### Source records
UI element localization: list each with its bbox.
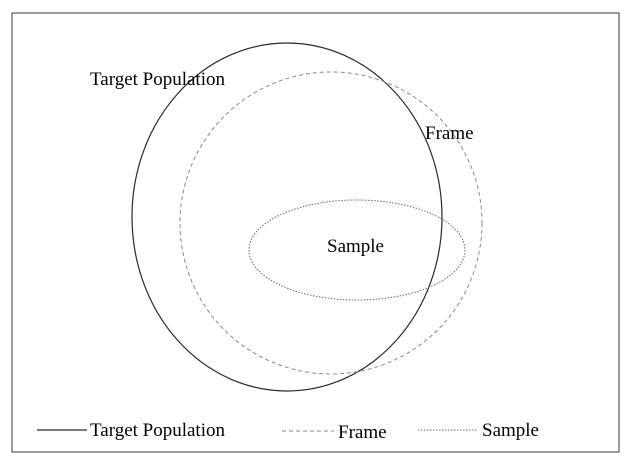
sample-ellipse (248, 199, 466, 301)
legend-target-population-label: Target Population (90, 420, 225, 441)
frame-label: Frame (425, 123, 474, 144)
target-population-label: Target Population (90, 69, 225, 90)
sample-label: Sample (327, 236, 384, 257)
target-population-ellipse (131, 42, 443, 392)
frame-ellipse (179, 71, 483, 375)
legend-frame-label: Frame (338, 422, 387, 443)
legend-sample-label: Sample (482, 420, 539, 441)
legend: Target Population Frame Sample (37, 420, 539, 443)
diagram-border (11, 12, 620, 453)
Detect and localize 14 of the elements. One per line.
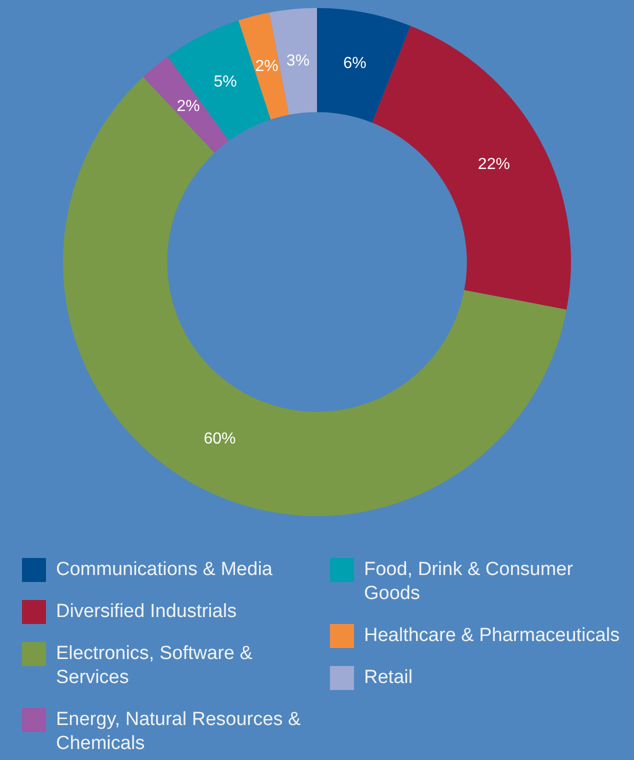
data-label: 6% xyxy=(343,55,366,72)
data-label: 60% xyxy=(204,430,236,448)
data-label: 2% xyxy=(176,98,200,115)
legend-label: Communications & Media xyxy=(56,558,272,582)
data-label: 2% xyxy=(255,58,278,75)
legend-label: Electronics, Software & Services xyxy=(56,642,254,690)
data-label: 22% xyxy=(478,156,510,174)
legend-label: Healthcare & Pharmaceuticals xyxy=(364,624,620,648)
data-label: 5% xyxy=(214,73,237,90)
legend-label: Food, Drink & Consumer Goods xyxy=(364,558,574,606)
legend-label: Diversified Industrials xyxy=(56,600,237,624)
legend-label: Energy, Natural Resources & Chemicals xyxy=(56,708,302,756)
data-label: 3% xyxy=(286,52,310,70)
legend-label: Retail xyxy=(364,666,413,690)
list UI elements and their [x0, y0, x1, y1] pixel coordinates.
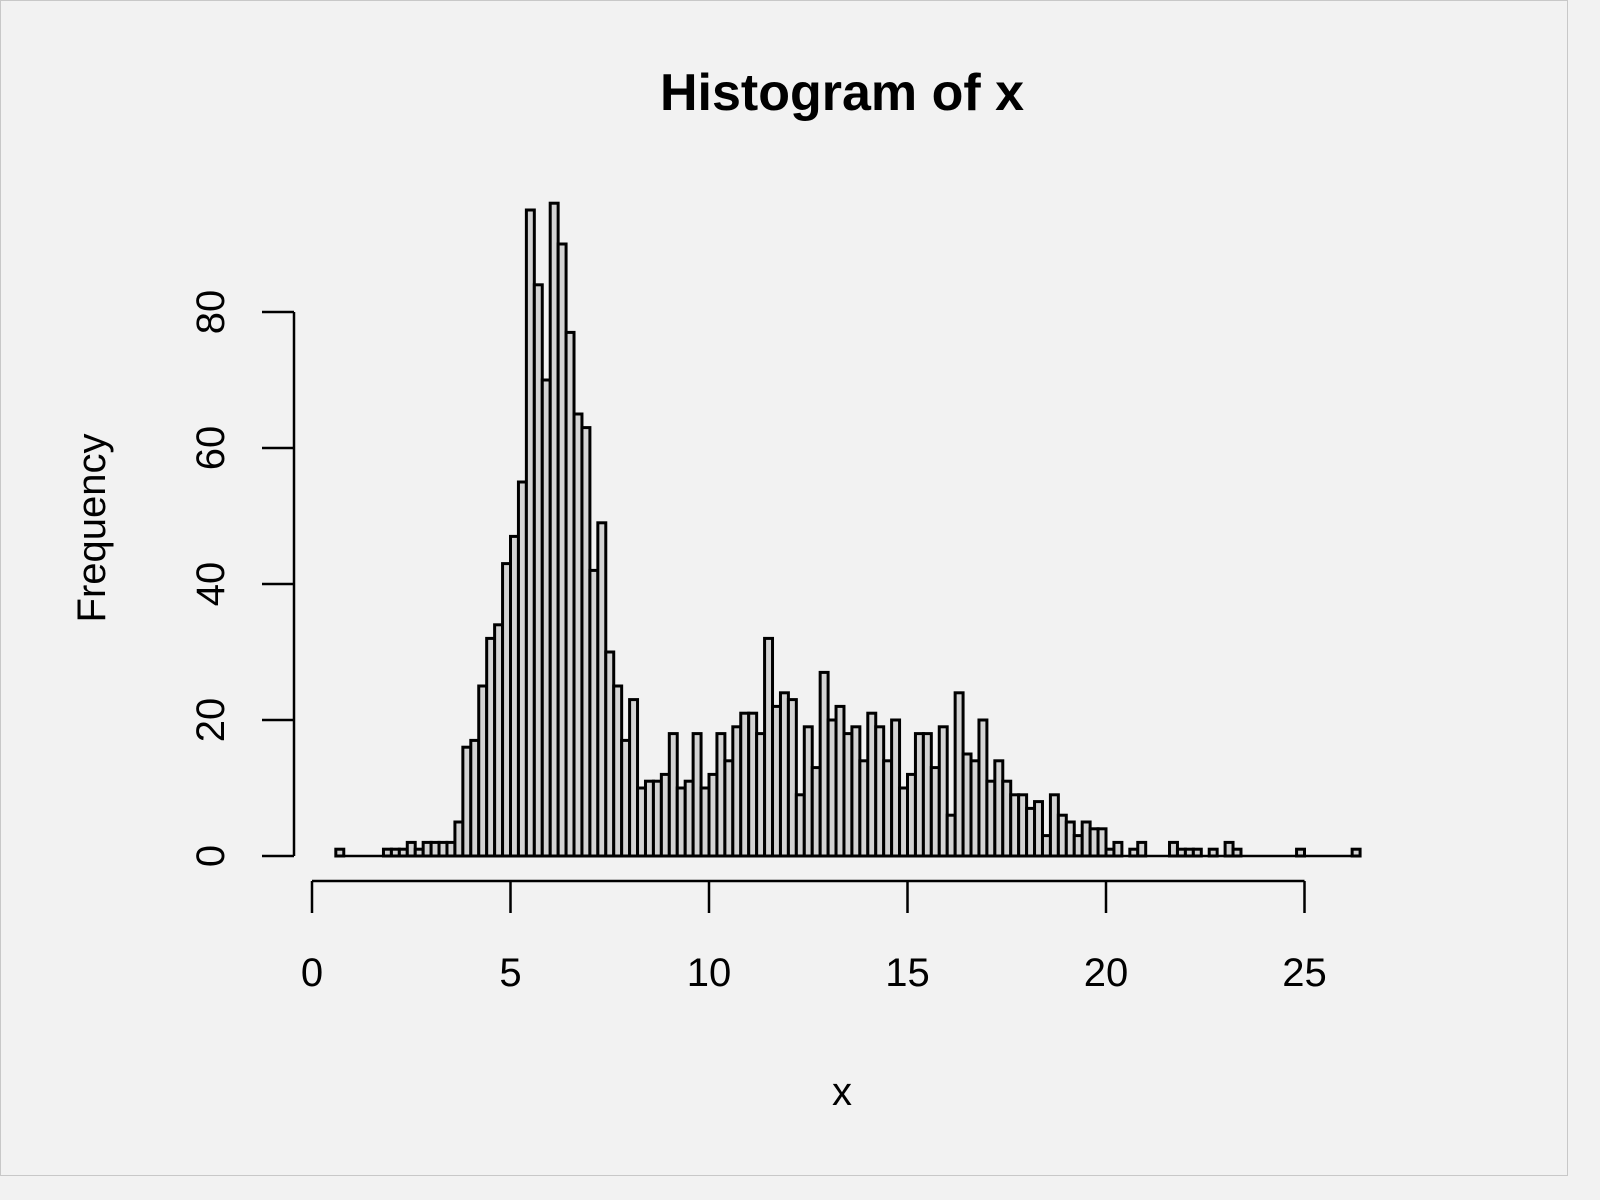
chart-title: Histogram of x: [660, 64, 1024, 122]
histogram-bar: [1350, 847, 1362, 858]
plot-frame: [0, 0, 1568, 1176]
histogram-bar: [1112, 840, 1124, 858]
y-tick-label: 20: [189, 698, 233, 743]
histogram-bar: [1207, 847, 1219, 858]
histogram-bar: [1136, 840, 1148, 858]
histogram-bar: [334, 847, 346, 858]
x-tick-label: 25: [1282, 951, 1327, 995]
y-tick-label: 0: [189, 845, 233, 867]
y-axis-title: Frequency: [70, 434, 114, 623]
y-tick-label: 40: [189, 562, 233, 607]
x-tick-label: 20: [1084, 951, 1129, 995]
x-tick-label: 0: [301, 951, 323, 995]
histogram-bar: [1033, 800, 1044, 858]
histogram-bar: [1191, 847, 1203, 858]
bars-group: [334, 201, 1362, 858]
histogram-bar: [786, 698, 798, 858]
x-tick-label: 10: [687, 951, 732, 995]
x-axis-title: x: [832, 1070, 852, 1114]
histogram-chart: Histogram of x x Frequency 0 5 10 15 20 25 0 20…: [70, 64, 1362, 1114]
histogram-bar: [628, 698, 640, 858]
histogram-bar: [1231, 847, 1243, 858]
histogram-bar: [937, 725, 949, 858]
y-tick-label: 60: [189, 426, 233, 471]
y-tick-label: 80: [189, 290, 233, 335]
axes-group: 0 5 10 15 20 25 0 20 40 60 80: [189, 290, 1327, 995]
histogram-bar: [1096, 827, 1108, 858]
histogram-bar: [1295, 847, 1307, 858]
x-tick-label: 5: [499, 951, 521, 995]
x-tick-label: 15: [885, 951, 930, 995]
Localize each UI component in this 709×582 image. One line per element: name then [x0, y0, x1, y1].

### The request
Transcribe the items word for word, from the very start of the items through the line containing "list UI elements", and leave the pictures out of your answer.

### Complete output
UI element localization: list each with its bbox.
sample-ellipse (248, 199, 466, 301)
legend-target-population-label: Target Population (90, 420, 225, 441)
frame-label: Frame (425, 123, 474, 144)
target-population-label: Target Population (90, 69, 225, 90)
sample-label: Sample (327, 236, 384, 257)
target-population-ellipse (131, 42, 443, 392)
frame-ellipse (179, 71, 483, 375)
legend-frame-label: Frame (338, 422, 387, 443)
legend-sample-label: Sample (482, 420, 539, 441)
legend: Target Population Frame Sample (37, 420, 539, 443)
diagram-border (11, 12, 620, 453)
Detect and localize 14 of the elements. One per line.
data-label: 6% xyxy=(343,55,366,72)
data-label: 60% xyxy=(204,430,236,448)
data-label: 2% xyxy=(176,98,200,115)
legend-label: Communications & Media xyxy=(56,558,272,582)
data-label: 2% xyxy=(255,58,278,75)
legend-label: Electronics, Software & Services xyxy=(56,642,254,690)
data-label: 22% xyxy=(478,156,510,174)
legend-label: Healthcare & Pharmaceuticals xyxy=(364,624,620,648)
data-label: 5% xyxy=(214,73,237,90)
legend-label: Food, Drink & Consumer Goods xyxy=(364,558,574,606)
legend-label: Diversified Industrials xyxy=(56,600,237,624)
legend-label: Energy, Natural Resources & Chemicals xyxy=(56,708,302,756)
data-label: 3% xyxy=(286,52,310,70)
legend-label: Retail xyxy=(364,666,413,690)
list UI elements and their [x0, y0, x1, y1] pixel coordinates.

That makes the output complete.